-- start of AVAILABLE DATA --

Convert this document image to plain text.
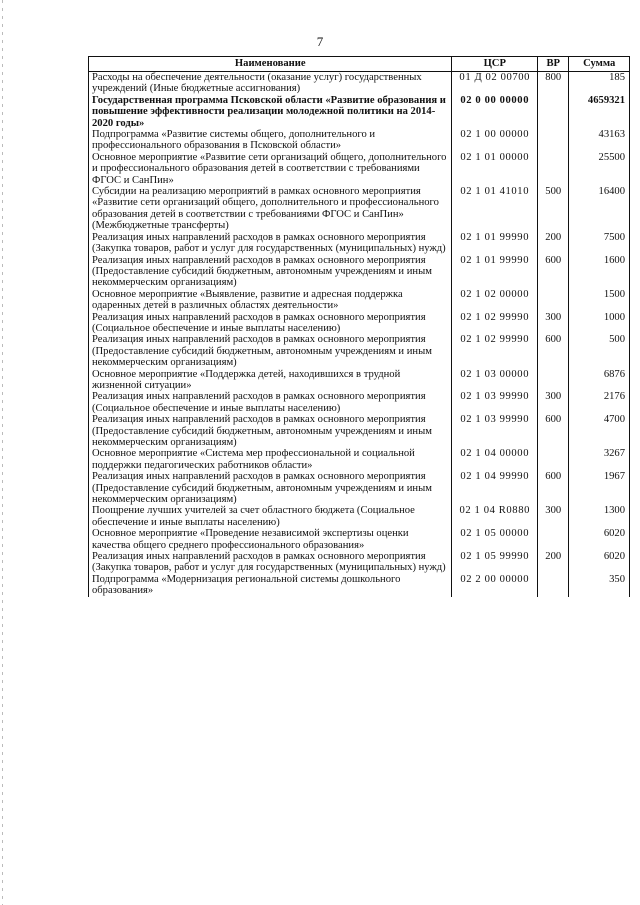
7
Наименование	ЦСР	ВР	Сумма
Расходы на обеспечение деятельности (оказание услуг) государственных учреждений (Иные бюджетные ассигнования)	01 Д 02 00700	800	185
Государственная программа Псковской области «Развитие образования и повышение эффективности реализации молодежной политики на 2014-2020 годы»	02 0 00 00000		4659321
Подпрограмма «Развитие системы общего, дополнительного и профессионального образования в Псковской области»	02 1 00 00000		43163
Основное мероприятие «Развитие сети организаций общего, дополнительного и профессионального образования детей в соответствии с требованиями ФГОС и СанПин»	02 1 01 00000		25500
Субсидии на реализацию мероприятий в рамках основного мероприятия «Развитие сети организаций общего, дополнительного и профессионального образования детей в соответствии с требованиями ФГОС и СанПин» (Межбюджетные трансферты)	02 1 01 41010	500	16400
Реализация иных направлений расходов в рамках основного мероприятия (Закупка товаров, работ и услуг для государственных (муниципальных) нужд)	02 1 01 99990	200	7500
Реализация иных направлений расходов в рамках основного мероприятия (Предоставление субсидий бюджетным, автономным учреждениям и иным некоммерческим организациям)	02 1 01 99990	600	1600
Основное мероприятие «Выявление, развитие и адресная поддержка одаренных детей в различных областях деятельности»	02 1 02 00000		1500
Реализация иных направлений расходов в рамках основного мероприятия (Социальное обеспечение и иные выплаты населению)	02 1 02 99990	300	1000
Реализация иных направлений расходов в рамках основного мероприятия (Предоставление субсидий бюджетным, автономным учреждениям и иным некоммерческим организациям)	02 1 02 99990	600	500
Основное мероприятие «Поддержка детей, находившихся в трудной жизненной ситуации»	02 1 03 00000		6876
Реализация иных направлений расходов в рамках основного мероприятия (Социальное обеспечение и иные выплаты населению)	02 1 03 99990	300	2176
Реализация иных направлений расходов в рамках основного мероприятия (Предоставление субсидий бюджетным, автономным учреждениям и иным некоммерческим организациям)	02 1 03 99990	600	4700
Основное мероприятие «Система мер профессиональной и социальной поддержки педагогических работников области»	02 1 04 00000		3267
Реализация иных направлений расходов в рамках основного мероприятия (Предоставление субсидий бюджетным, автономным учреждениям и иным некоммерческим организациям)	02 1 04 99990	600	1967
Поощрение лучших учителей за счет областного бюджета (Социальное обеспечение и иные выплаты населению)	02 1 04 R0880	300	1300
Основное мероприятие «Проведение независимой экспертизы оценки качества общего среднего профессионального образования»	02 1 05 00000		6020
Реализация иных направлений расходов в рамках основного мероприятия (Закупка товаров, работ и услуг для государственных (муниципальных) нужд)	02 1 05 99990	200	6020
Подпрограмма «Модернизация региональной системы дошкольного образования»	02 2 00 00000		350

-- end of AVAILABLE DATA --

◆ **WHAT THE TASK ASKS**: Exclude the images, then output the data above word for word.

◆ **FULL ANSWER**:
Convert this document image to plain text.
7
Наименование	ЦСР	ВР	Сумма
Расходы на обеспечение деятельности (оказание услуг) государственных учреждений (Иные бюджетные ассигнования)	01 Д 02 00700	800	185
Государственная программа Псковской области «Развитие образования и повышение эффективности реализации молодежной политики на 2014-2020 годы»	02 0 00 00000		4659321
Подпрограмма «Развитие системы общего, дополнительного и профессионального образования в Псковской области»	02 1 00 00000		43163
Основное мероприятие «Развитие сети организаций общего, дополнительного и профессионального образования детей в соответствии с требованиями ФГОС и СанПин»	02 1 01 00000		25500
Субсидии на реализацию мероприятий в рамках основного мероприятия «Развитие сети организаций общего, дополнительного и профессионального образования детей в соответствии с требованиями ФГОС и СанПин» (Межбюджетные трансферты)	02 1 01 41010	500	16400
Реализация иных направлений расходов в рамках основного мероприятия (Закупка товаров, работ и услуг для государственных (муниципальных) нужд)	02 1 01 99990	200	7500
Реализация иных направлений расходов в рамках основного мероприятия (Предоставление субсидий бюджетным, автономным учреждениям и иным некоммерческим организациям)	02 1 01 99990	600	1600
Основное мероприятие «Выявление, развитие и адресная поддержка одаренных детей в различных областях деятельности»	02 1 02 00000		1500
Реализация иных направлений расходов в рамках основного мероприятия (Социальное обеспечение и иные выплаты населению)	02 1 02 99990	300	1000
Реализация иных направлений расходов в рамках основного мероприятия (Предоставление субсидий бюджетным, автономным учреждениям и иным некоммерческим организациям)	02 1 02 99990	600	500
Основное мероприятие «Поддержка детей, находившихся в трудной жизненной ситуации»	02 1 03 00000		6876
Реализация иных направлений расходов в рамках основного мероприятия (Социальное обеспечение и иные выплаты населению)	02 1 03 99990	300	2176
Реализация иных направлений расходов в рамках основного мероприятия (Предоставление субсидий бюджетным, автономным учреждениям и иным некоммерческим организациям)	02 1 03 99990	600	4700
Основное мероприятие «Система мер профессиональной и социальной поддержки педагогических работников области»	02 1 04 00000		3267
Реализация иных направлений расходов в рамках основного мероприятия (Предоставление субсидий бюджетным, автономным учреждениям и иным некоммерческим организациям)	02 1 04 99990	600	1967
Поощрение лучших учителей за счет областного бюджета (Социальное обеспечение и иные выплаты населению)	02 1 04 R0880	300	1300
Основное мероприятие «Проведение независимой экспертизы оценки качества общего среднего профессионального образования»	02 1 05 00000		6020
Реализация иных направлений расходов в рамках основного мероприятия (Закупка товаров, работ и услуг для государственных (муниципальных) нужд)	02 1 05 99990	200	6020
Подпрограмма «Модернизация региональной системы дошкольного образования»	02 2 00 00000		350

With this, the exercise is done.